>> start Given records
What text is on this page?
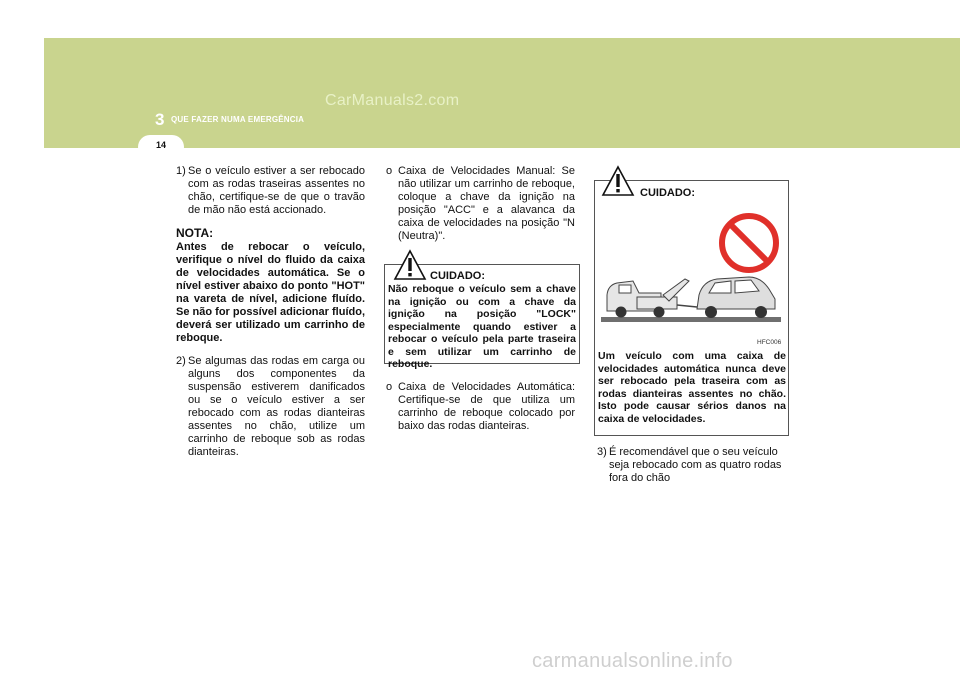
3 QUE FAZER NUMA EMERGÊNCIA
CarManuals2.com
14
1) Se o veículo estiver a ser rebocado com as rodas traseiras assentes no chão, certifique-se de que o travão de mão não está accionado.

NOTA:

Antes de rebocar o veículo, verifique o nível do fluido da caixa de velocidades automática. Se o nível estiver abaixo do ponto "HOT" na vareta de nível, adicione fluído. Se não for possível adicionar fluído, deverá ser utilizado um carrinho de reboque.

2) Se algumas das rodas em carga ou alguns dos componentes da suspensão estiverem danificados ou se o veículo estiver a ser rebocado com as rodas dianteiras assentes no chão, utilize um carrinho de reboque sob as rodas dianteiras.
o Caixa de Velocidades Manual: Se não utilizar um carrinho de reboque, coloque a chave da ignição na posição "ACC" e a alavanca da caixa de velocidades na posição "N (Neutra)".
CUIDADO:
Não reboque o veículo sem a chave na ignição ou com a chave da ignição na posição "LOCK" especialmente quando estiver a rebocar o veículo pela parte traseira e sem utilizar um carrinho de reboque.
o Caixa de Velocidades Automática: Certifique-se de que utiliza um carrinho de reboque colocado por baixo das rodas dianteiras.
CUIDADO:
HFC006
Um veículo com uma caixa de velocidades automática nunca deve ser rebocado pela traseira com as rodas dianteiras assentes no chão. Isto pode causar sérios danos na caixa de velocidades.
3) É recomendável que o seu veículo seja rebocado com as quatro rodas fora do chão
carmanualsonline.info
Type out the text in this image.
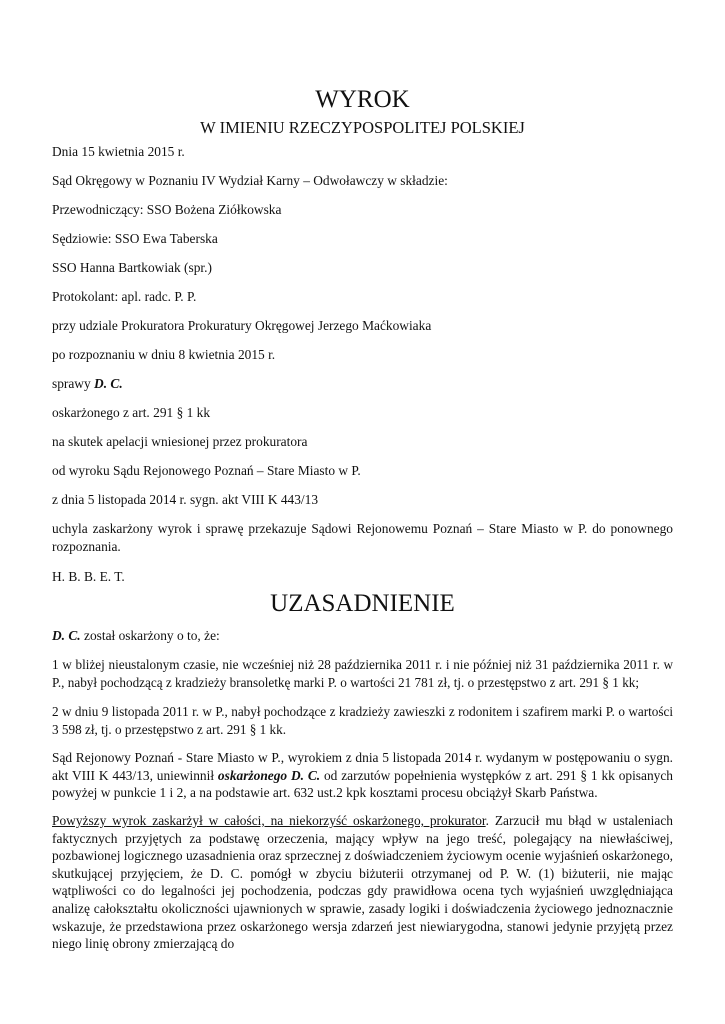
WYROK
W IMIENIU RZECZYPOSPOLITEJ POLSKIEJ
Dnia 15 kwietnia 2015 r.
Sąd Okręgowy w Poznaniu IV Wydział Karny – Odwoławczy w składzie:
Przewodniczący: SSO Bożena Ziółkowska
Sędziowie: SSO Ewa Taberska
SSO Hanna Bartkowiak (spr.)
Protokolant: apl. radc. P. P.
przy udziale Prokuratora Prokuratury Okręgowej Jerzego Maćkowiaka
po rozpoznaniu w dniu 8 kwietnia 2015 r.
sprawy D. C.
oskarżonego z art. 291 § 1 kk
na skutek apelacji wniesionej przez prokuratora
od wyroku Sądu Rejonowego Poznań – Stare Miasto w P.
z dnia 5 listopada 2014 r. sygn. akt VIII K 443/13
uchyla zaskarżony wyrok i sprawę przekazuje Sądowi Rejonowemu Poznań – Stare Miasto w P. do ponownego rozpoznania.
H. B. B. E. T.
UZASADNIENIE
D. C. został oskarżony o to, że:
1 w bliżej nieustalonym czasie, nie wcześniej niż 28 października 2011 r. i nie później niż 31 października 2011 r. w P., nabył pochodzącą z kradzieży bransoletkę marki P. o wartości 21 781 zł, tj. o przestępstwo z art. 291 § 1 kk;
2 w dniu 9 listopada 2011 r. w P., nabył pochodzące z kradzieży zawieszki z rodonitem i szafirem marki P. o wartości 3 598 zł, tj. o przestępstwo z art. 291 § 1 kk.
Sąd Rejonowy Poznań - Stare Miasto w P., wyrokiem z dnia 5 listopada 2014 r. wydanym w postępowaniu o sygn. akt VIII K 443/13, uniewinnił oskarżonego D. C. od zarzutów popełnienia występków z art. 291 § 1 kk opisanych powyżej w punkcie 1 i 2, a na podstawie art. 632 ust.2 kpk kosztami procesu obciążył Skarb Państwa.
Powyższy wyrok zaskarżył w całości, na niekorzyść oskarżonego, prokurator. Zarzucił mu błąd w ustaleniach faktycznych przyjętych za podstawę orzeczenia, mający wpływ na jego treść, polegający na niewłaściwej, pozbawionej logicznego uzasadnienia oraz sprzecznej z doświadczeniem życiowym ocenie wyjaśnień oskarżonego, skutkującej przyjęciem, że D. C. pomógł w zbyciu biżuterii otrzymanej od P. W. (1) biżuterii, nie mając wątpliwości co do legalności jej pochodzenia, podczas gdy prawidłowa ocena tych wyjaśnień uwzględniająca analizę całokształtu okoliczności ujawnionych w sprawie, zasady logiki i doświadczenia życiowego jednoznacznie wskazuje, że przedstawiona przez oskarżonego wersja zdarzeń jest niewiarygodna, stanowi jedynie przyjętą przez niego linię obrony zmierzającą do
>> end Given records
### Task directions
Above are records with pictures; repeat the records exactly and leave the pictures out.

### Answer in full
What text is on this page?
3 QUE FAZER NUMA EMERGÊNCIA
CarManuals2.com
14
1) Se o veículo estiver a ser rebocado com as rodas traseiras assentes no chão, certifique-se de que o travão de mão não está accionado.

NOTA:

Antes de rebocar o veículo, verifique o nível do fluido da caixa de velocidades automática. Se o nível estiver abaixo do ponto "HOT" na vareta de nível, adicione fluído. Se não for possível adicionar fluído, deverá ser utilizado um carrinho de reboque.

2) Se algumas das rodas em carga ou alguns dos componentes da suspensão estiverem danificados ou se o veículo estiver a ser rebocado com as rodas dianteiras assentes no chão, utilize um carrinho de reboque sob as rodas dianteiras.
o Caixa de Velocidades Manual: Se não utilizar um carrinho de reboque, coloque a chave da ignição na posição "ACC" e a alavanca da caixa de velocidades na posição "N (Neutra)".
CUIDADO:
Não reboque o veículo sem a chave na ignição ou com a chave da ignição na posição "LOCK" especialmente quando estiver a rebocar o veículo pela parte traseira e sem utilizar um carrinho de reboque.
o Caixa de Velocidades Automática: Certifique-se de que utiliza um carrinho de reboque colocado por baixo das rodas dianteiras.
CUIDADO:
HFC006
Um veículo com uma caixa de velocidades automática nunca deve ser rebocado pela traseira com as rodas dianteiras assentes no chão. Isto pode causar sérios danos na caixa de velocidades.
3) É recomendável que o seu veículo seja rebocado com as quatro rodas fora do chão
carmanualsonline.info
Type out the text in this image.
WYROK
W IMIENIU RZECZYPOSPOLITEJ POLSKIEJ
Dnia 15 kwietnia 2015 r.
Sąd Okręgowy w Poznaniu IV Wydział Karny – Odwoławczy w składzie:
Przewodniczący: SSO Bożena Ziółkowska
Sędziowie: SSO Ewa Taberska
SSO Hanna Bartkowiak (spr.)
Protokolant: apl. radc. P. P.
przy udziale Prokuratora Prokuratury Okręgowej Jerzego Maćkowiaka
po rozpoznaniu w dniu 8 kwietnia 2015 r.
sprawy D. C.
oskarżonego z art. 291 § 1 kk
na skutek apelacji wniesionej przez prokuratora
od wyroku Sądu Rejonowego Poznań – Stare Miasto w P.
z dnia 5 listopada 2014 r. sygn. akt VIII K 443/13
uchyla zaskarżony wyrok i sprawę przekazuje Sądowi Rejonowemu Poznań – Stare Miasto w P. do ponownego rozpoznania.
H. B. B. E. T.
UZASADNIENIE
D. C. został oskarżony o to, że:
1 w bliżej nieustalonym czasie, nie wcześniej niż 28 października 2011 r. i nie później niż 31 października 2011 r. w P., nabył pochodzącą z kradzieży bransoletkę marki P. o wartości 21 781 zł, tj. o przestępstwo z art. 291 § 1 kk;
2 w dniu 9 listopada 2011 r. w P., nabył pochodzące z kradzieży zawieszki z rodonitem i szafirem marki P. o wartości 3 598 zł, tj. o przestępstwo z art. 291 § 1 kk.
Sąd Rejonowy Poznań - Stare Miasto w P., wyrokiem z dnia 5 listopada 2014 r. wydanym w postępowaniu o sygn. akt VIII K 443/13, uniewinnił oskarżonego D. C. od zarzutów popełnienia występków z art. 291 § 1 kk opisanych powyżej w punkcie 1 i 2, a na podstawie art. 632 ust.2 kpk kosztami procesu obciążył Skarb Państwa.
Powyższy wyrok zaskarżył w całości, na niekorzyść oskarżonego, prokurator. Zarzucił mu błąd w ustaleniach faktycznych przyjętych za podstawę orzeczenia, mający wpływ na jego treść, polegający na niewłaściwej, pozbawionej logicznego uzasadnienia oraz sprzecznej z doświadczeniem życiowym ocenie wyjaśnień oskarżonego, skutkującej przyjęciem, że D. C. pomógł w zbyciu biżuterii otrzymanej od P. W. (1) biżuterii, nie mając wątpliwości co do legalności jej pochodzenia, podczas gdy prawidłowa ocena tych wyjaśnień uwzględniająca analizę całokształtu okoliczności ujawnionych w sprawie, zasady logiki i doświadczenia życiowego jednoznacznie wskazuje, że przedstawiona przez oskarżonego wersja zdarzeń jest niewiarygodna, stanowi jedynie przyjętą przez niego linię obrony zmierzającą do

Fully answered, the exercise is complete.